**PROMPT:** In the entries below, count every line containing "adjustment". Return the number and nothing else.

::::::::

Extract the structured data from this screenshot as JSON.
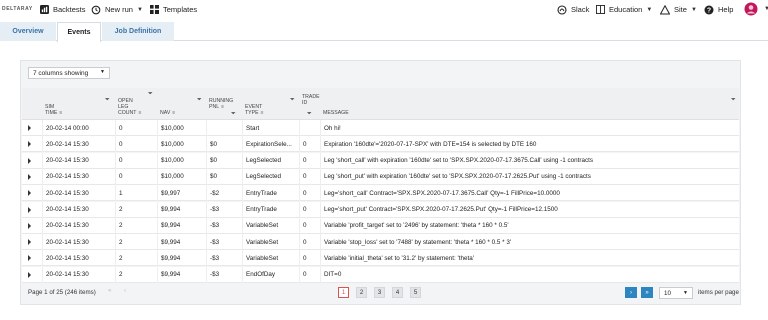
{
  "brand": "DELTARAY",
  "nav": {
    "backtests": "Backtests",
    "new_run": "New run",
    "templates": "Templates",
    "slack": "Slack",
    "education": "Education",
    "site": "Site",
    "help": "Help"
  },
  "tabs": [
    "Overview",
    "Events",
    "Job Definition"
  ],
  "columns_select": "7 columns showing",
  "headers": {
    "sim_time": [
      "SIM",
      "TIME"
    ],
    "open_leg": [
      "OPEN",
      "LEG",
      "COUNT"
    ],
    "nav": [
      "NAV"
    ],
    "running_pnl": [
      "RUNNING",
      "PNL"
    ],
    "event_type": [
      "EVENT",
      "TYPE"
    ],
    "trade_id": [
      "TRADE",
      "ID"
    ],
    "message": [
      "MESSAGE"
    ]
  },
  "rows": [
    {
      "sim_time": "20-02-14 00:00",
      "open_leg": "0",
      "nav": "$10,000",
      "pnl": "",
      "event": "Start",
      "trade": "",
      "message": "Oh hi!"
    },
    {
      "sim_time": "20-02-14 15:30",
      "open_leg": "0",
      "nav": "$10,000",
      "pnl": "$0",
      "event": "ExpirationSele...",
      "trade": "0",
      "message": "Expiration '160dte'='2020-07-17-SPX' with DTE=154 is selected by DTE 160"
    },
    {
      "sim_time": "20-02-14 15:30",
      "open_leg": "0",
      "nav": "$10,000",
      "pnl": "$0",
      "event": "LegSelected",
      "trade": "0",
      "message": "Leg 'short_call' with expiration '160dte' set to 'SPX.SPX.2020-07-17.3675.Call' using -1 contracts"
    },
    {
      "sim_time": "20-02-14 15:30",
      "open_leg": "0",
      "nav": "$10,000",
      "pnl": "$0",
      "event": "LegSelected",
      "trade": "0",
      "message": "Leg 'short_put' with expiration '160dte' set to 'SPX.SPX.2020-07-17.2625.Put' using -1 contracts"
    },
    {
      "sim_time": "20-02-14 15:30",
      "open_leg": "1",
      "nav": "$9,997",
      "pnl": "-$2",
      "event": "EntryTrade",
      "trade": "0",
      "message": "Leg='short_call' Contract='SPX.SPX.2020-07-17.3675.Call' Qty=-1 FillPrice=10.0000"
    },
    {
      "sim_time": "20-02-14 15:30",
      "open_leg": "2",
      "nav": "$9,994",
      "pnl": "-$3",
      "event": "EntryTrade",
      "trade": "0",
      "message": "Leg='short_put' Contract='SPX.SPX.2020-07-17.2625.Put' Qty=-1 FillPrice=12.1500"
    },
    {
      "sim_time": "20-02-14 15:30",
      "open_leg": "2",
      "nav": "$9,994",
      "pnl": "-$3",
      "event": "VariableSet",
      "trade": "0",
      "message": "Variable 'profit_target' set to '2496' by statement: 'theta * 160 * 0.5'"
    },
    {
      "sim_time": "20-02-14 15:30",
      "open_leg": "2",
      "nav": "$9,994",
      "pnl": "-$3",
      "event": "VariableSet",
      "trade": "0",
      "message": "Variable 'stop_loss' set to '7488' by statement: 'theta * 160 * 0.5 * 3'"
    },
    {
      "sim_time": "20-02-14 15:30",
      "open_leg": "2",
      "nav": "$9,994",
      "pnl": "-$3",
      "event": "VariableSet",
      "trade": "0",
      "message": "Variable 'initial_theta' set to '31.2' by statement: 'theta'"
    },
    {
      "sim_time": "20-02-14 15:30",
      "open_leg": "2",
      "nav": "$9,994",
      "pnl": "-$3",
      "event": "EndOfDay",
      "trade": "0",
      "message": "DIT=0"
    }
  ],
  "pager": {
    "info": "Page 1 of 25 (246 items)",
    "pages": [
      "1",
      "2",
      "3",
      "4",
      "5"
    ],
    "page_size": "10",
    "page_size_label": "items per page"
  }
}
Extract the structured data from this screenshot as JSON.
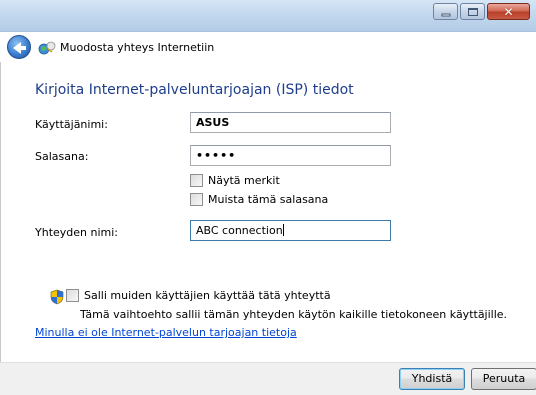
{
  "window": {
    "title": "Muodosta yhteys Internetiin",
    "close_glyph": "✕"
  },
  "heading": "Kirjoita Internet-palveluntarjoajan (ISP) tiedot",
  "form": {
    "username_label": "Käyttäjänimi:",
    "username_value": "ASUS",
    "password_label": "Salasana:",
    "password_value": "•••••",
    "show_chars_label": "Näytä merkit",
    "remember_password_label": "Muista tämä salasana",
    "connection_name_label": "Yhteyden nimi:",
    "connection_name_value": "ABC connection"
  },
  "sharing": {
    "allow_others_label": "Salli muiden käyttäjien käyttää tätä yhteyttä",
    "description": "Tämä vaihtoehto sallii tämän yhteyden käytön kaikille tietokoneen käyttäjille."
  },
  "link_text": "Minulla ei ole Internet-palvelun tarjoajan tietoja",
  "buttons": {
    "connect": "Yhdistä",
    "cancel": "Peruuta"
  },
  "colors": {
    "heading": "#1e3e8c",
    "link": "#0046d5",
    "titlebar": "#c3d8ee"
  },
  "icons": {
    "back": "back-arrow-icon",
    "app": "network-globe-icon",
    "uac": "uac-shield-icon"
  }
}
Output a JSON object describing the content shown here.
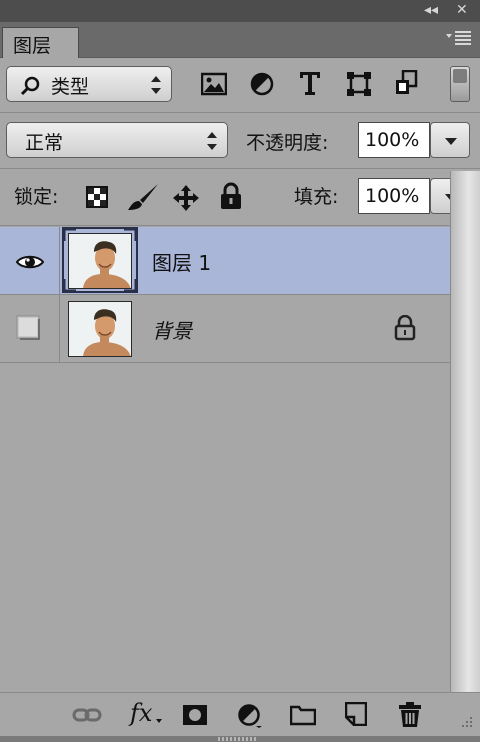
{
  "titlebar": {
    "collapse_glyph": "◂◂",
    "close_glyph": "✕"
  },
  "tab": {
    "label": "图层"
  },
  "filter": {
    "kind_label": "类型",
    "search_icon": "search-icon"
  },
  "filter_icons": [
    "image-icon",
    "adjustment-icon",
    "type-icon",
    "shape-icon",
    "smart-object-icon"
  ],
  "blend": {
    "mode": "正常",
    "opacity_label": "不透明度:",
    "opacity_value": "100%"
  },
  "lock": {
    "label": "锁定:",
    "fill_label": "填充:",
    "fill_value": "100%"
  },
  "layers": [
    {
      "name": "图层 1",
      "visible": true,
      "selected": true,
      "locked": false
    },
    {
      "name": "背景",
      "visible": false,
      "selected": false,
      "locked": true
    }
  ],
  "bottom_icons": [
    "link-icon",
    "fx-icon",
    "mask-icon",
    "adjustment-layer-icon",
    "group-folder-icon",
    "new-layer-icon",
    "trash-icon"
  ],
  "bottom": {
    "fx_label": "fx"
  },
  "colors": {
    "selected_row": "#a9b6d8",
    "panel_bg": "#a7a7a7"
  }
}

::::::::

**RESPONSE:** 2